*THE INPUT*
··········

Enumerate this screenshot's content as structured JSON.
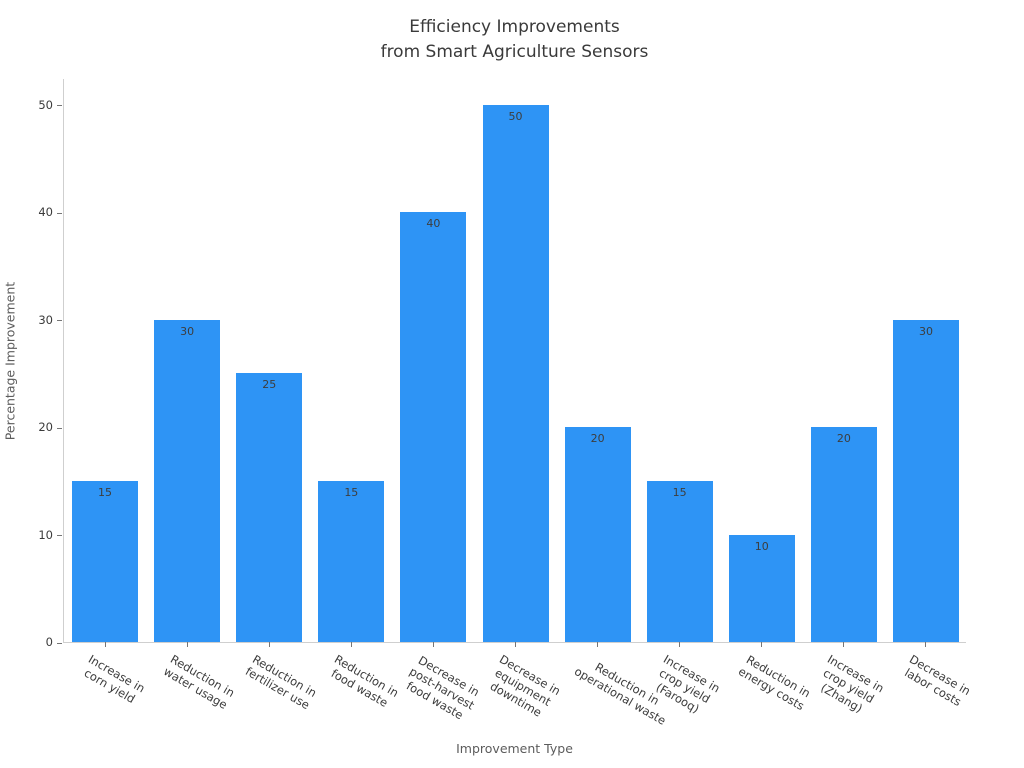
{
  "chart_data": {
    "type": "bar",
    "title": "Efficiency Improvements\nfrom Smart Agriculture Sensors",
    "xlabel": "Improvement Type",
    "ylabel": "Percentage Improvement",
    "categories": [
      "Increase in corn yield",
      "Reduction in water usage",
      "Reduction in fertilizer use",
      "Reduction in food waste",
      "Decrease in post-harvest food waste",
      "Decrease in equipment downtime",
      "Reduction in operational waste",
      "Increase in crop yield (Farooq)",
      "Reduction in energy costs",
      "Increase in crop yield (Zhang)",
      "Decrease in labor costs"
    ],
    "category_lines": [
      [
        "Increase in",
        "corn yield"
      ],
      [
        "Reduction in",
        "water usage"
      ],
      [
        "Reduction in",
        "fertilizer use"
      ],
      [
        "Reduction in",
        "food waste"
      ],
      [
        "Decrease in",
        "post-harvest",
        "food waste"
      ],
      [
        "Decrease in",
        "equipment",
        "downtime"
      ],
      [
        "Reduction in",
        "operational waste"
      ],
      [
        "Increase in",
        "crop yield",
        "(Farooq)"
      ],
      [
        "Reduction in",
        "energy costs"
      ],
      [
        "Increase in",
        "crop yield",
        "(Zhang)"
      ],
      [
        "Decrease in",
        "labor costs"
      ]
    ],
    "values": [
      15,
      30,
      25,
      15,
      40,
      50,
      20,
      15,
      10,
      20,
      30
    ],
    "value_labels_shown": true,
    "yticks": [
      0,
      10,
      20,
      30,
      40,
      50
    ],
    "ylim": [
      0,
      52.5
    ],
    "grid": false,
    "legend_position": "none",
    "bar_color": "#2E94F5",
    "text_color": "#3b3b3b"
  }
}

··········

*WHAT YOU ARE ASKED TO DO*
Within the records above, how many lines include the word "operational"? State the number by itself.

*WRITTEN SOLUTION*
2